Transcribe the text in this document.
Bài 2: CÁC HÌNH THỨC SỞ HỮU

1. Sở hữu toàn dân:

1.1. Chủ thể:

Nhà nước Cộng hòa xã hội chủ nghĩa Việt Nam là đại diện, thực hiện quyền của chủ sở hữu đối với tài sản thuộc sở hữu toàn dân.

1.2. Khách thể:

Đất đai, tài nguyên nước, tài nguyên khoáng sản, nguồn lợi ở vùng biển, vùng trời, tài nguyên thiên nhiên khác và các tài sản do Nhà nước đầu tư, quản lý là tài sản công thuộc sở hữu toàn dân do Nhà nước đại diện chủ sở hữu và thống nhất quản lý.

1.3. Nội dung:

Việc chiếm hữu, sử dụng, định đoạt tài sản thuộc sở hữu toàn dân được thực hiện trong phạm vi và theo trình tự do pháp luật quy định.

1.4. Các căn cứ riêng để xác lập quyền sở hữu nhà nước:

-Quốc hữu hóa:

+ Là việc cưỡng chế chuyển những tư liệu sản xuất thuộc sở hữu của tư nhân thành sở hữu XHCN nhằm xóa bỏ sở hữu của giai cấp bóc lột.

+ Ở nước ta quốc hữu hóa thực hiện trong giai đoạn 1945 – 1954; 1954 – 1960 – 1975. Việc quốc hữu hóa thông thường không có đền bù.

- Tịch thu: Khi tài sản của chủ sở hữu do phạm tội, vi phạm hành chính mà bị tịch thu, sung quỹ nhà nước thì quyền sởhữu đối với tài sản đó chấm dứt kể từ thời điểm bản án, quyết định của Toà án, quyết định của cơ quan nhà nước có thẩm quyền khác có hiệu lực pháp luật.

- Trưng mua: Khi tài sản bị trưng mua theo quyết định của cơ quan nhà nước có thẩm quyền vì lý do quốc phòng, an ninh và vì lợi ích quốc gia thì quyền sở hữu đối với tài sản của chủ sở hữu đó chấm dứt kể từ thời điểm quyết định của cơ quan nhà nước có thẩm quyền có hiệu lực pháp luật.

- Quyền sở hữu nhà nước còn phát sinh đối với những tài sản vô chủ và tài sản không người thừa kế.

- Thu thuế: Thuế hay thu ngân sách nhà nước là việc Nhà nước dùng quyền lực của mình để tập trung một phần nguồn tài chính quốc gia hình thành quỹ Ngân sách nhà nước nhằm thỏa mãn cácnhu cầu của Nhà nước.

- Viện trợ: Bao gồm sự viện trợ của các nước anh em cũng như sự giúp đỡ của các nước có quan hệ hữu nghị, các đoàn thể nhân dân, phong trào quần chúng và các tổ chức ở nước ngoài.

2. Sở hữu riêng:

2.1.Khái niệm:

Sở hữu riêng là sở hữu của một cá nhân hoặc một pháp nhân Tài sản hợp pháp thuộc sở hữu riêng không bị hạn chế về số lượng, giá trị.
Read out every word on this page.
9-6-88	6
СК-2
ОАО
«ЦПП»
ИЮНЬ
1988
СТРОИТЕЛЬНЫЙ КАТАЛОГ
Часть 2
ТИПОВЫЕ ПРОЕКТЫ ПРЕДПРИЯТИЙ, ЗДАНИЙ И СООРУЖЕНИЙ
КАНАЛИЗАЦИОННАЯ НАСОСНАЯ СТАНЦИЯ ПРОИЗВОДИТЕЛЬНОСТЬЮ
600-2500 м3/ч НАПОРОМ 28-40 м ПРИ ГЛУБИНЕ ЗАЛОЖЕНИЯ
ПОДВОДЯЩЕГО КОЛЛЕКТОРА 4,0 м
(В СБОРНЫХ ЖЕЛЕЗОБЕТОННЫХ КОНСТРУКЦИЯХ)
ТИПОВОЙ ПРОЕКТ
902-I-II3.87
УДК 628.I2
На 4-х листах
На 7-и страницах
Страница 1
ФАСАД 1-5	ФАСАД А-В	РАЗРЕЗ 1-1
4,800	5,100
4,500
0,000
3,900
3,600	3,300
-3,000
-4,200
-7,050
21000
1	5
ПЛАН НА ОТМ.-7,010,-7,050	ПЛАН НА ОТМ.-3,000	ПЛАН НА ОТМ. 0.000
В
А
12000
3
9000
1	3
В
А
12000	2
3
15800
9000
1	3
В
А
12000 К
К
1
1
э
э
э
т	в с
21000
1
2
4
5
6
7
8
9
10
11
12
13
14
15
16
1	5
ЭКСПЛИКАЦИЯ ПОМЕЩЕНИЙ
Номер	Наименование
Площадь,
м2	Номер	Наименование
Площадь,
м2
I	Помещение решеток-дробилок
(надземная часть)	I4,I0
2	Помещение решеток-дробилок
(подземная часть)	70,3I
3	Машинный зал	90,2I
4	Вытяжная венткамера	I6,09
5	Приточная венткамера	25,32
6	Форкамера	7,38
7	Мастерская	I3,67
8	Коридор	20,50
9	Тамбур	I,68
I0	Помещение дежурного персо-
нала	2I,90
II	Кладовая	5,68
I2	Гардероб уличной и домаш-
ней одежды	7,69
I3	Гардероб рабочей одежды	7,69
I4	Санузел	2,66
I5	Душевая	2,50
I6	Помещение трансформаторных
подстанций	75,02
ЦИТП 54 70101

──────────

Copy the data above in full, character for character.

Transcribe the text in this document.
Bài 2: CÁC HÌNH THỨC SỞ HỮU

1. Sở hữu toàn dân:

1.1. Chủ thể:

Nhà nước Cộng hòa xã hội chủ nghĩa Việt Nam là đại diện, thực hiện quyền của chủ sở hữu đối với tài sản thuộc sở hữu toàn dân.

1.2. Khách thể:

Đất đai, tài nguyên nước, tài nguyên khoáng sản, nguồn lợi ở vùng biển, vùng trời, tài nguyên thiên nhiên khác và các tài sản do Nhà nước đầu tư, quản lý là tài sản công thuộc sở hữu toàn dân do Nhà nước đại diện chủ sở hữu và thống nhất quản lý.

1.3. Nội dung:

Việc chiếm hữu, sử dụng, định đoạt tài sản thuộc sở hữu toàn dân được thực hiện trong phạm vi và theo trình tự do pháp luật quy định.

1.4. Các căn cứ riêng để xác lập quyền sở hữu nhà nước:

-Quốc hữu hóa:

+ Là việc cưỡng chế chuyển những tư liệu sản xuất thuộc sở hữu của tư nhân thành sở hữu XHCN nhằm xóa bỏ sở hữu của giai cấp bóc lột.

+ Ở nước ta quốc hữu hóa thực hiện trong giai đoạn 1945 – 1954; 1954 – 1960 – 1975. Việc quốc hữu hóa thông thường không có đền bù.

- Tịch thu: Khi tài sản của chủ sở hữu do phạm tội, vi phạm hành chính mà bị tịch thu, sung quỹ nhà nước thì quyền sởhữu đối với tài sản đó chấm dứt kể từ thời điểm bản án, quyết định của Toà án, quyết định của cơ quan nhà nước có thẩm quyền khác có hiệu lực pháp luật.

- Trưng mua: Khi tài sản bị trưng mua theo quyết định của cơ quan nhà nước có thẩm quyền vì lý do quốc phòng, an ninh và vì lợi ích quốc gia thì quyền sở hữu đối với tài sản của chủ sở hữu đó chấm dứt kể từ thời điểm quyết định của cơ quan nhà nước có thẩm quyền có hiệu lực pháp luật.

- Quyền sở hữu nhà nước còn phát sinh đối với những tài sản vô chủ và tài sản không người thừa kế.

- Thu thuế: Thuế hay thu ngân sách nhà nước là việc Nhà nước dùng quyền lực của mình để tập trung một phần nguồn tài chính quốc gia hình thành quỹ Ngân sách nhà nước nhằm thỏa mãn cácnhu cầu của Nhà nước.

- Viện trợ: Bao gồm sự viện trợ của các nước anh em cũng như sự giúp đỡ của các nước có quan hệ hữu nghị, các đoàn thể nhân dân, phong trào quần chúng và các tổ chức ở nước ngoài.

2. Sở hữu riêng:

2.1.Khái niệm:

Sở hữu riêng là sở hữu của một cá nhân hoặc một pháp nhân Tài sản hợp pháp thuộc sở hữu riêng không bị hạn chế về số lượng, giá trị.
Read out every word on this page.
9-6-88	6
СК-2
ОАО
«ЦПП»
ИЮНЬ
1988
СТРОИТЕЛЬНЫЙ КАТАЛОГ
Часть 2
ТИПОВЫЕ ПРОЕКТЫ ПРЕДПРИЯТИЙ, ЗДАНИЙ И СООРУЖЕНИЙ
КАНАЛИЗАЦИОННАЯ НАСОСНАЯ СТАНЦИЯ ПРОИЗВОДИТЕЛЬНОСТЬЮ
600-2500 м3/ч НАПОРОМ 28-40 м ПРИ ГЛУБИНЕ ЗАЛОЖЕНИЯ
ПОДВОДЯЩЕГО КОЛЛЕКТОРА 4,0 м
(В СБОРНЫХ ЖЕЛЕЗОБЕТОННЫХ КОНСТРУКЦИЯХ)
ТИПОВОЙ ПРОЕКТ
902-I-II3.87
УДК 628.I2
На 4-х листах
На 7-и страницах
Страница 1
ФАСАД 1-5	ФАСАД А-В	РАЗРЕЗ 1-1
4,800	5,100
4,500
0,000
3,900
3,600	3,300
-3,000
-4,200
-7,050
21000
1	5
ПЛАН НА ОТМ.-7,010,-7,050	ПЛАН НА ОТМ.-3,000	ПЛАН НА ОТМ. 0.000
В
А
12000
3
9000
1	3
В
А
12000	2
3
15800
9000
1	3
В
А
12000 К
К
1
1
э
э
э
т	в с
21000
1
2
4
5
6
7
8
9
10
11
12
13
14
15
16
1	5
ЭКСПЛИКАЦИЯ ПОМЕЩЕНИЙ
Номер	Наименование
Площадь,
м2	Номер	Наименование
Площадь,
м2
I	Помещение решеток-дробилок
(надземная часть)	I4,I0
2	Помещение решеток-дробилок
(подземная часть)	70,3I
3	Машинный зал	90,2I
4	Вытяжная венткамера	I6,09
5	Приточная венткамера	25,32
6	Форкамера	7,38
7	Мастерская	I3,67
8	Коридор	20,50
9	Тамбур	I,68
I0	Помещение дежурного персо-
нала	2I,90
II	Кладовая	5,68
I2	Гардероб уличной и домаш-
ней одежды	7,69
I3	Гардероб рабочей одежды	7,69
I4	Санузел	2,66
I5	Душевая	2,50
I6	Помещение трансформаторных
подстанций	75,02
ЦИТП 54 70101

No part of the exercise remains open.